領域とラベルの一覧
+ + + + + + +

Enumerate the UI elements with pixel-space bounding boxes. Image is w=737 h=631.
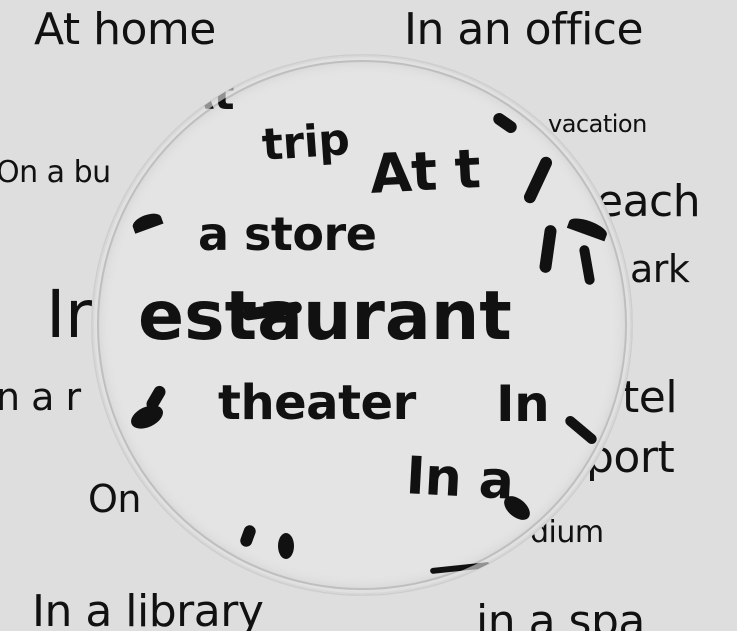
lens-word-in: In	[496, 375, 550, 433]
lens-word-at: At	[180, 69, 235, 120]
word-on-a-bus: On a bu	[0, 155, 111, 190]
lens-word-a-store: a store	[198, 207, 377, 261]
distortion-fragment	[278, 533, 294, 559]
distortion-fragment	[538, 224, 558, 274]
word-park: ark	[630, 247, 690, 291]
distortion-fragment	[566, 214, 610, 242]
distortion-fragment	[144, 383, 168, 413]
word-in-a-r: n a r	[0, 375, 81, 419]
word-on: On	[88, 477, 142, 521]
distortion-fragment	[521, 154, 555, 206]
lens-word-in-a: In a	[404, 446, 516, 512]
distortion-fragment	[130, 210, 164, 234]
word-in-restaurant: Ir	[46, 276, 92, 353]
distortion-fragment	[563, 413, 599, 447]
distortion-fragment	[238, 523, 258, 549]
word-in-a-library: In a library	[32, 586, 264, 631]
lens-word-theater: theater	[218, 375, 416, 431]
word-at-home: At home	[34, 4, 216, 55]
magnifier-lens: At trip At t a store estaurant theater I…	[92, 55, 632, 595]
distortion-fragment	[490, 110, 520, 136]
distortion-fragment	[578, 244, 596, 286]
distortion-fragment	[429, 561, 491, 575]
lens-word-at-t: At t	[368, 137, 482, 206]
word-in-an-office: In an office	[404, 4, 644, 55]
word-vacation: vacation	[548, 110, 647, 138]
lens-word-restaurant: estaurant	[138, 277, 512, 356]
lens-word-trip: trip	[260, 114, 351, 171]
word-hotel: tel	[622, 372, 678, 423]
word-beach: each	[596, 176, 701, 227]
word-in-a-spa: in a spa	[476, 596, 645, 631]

+ + + + + + +

課題の指示
一覧のうち「375, 550, 433]」を含む行から「4, 216, 55]」を含む行までを、「distortion-fragment」を「warp-fragment」に差し替え、ほかは変えずに書き出すこと。

この課題の解答
lens-word-in: In	[496, 375, 550, 433]
lens-word-at: At	[180, 69, 235, 120]
word-on-a-bus: On a bu	[0, 155, 111, 190]
lens-word-a-store: a store	[198, 207, 377, 261]
warp-fragment	[278, 533, 294, 559]
warp-fragment	[538, 224, 558, 274]
word-park: ark	[630, 247, 690, 291]
warp-fragment	[566, 214, 610, 242]
warp-fragment	[144, 383, 168, 413]
word-in-a-r: n a r	[0, 375, 81, 419]
word-on: On	[88, 477, 142, 521]
warp-fragment	[521, 154, 555, 206]
lens-word-in-a: In a	[404, 446, 516, 512]
warp-fragment	[130, 210, 164, 234]
word-in-restaurant: Ir	[46, 276, 92, 353]
warp-fragment	[563, 413, 599, 447]
warp-fragment	[238, 523, 258, 549]
word-in-a-library: In a library	[32, 586, 264, 631]
lens-word-theater: theater	[218, 375, 416, 431]
word-at-home: At home	[34, 4, 216, 55]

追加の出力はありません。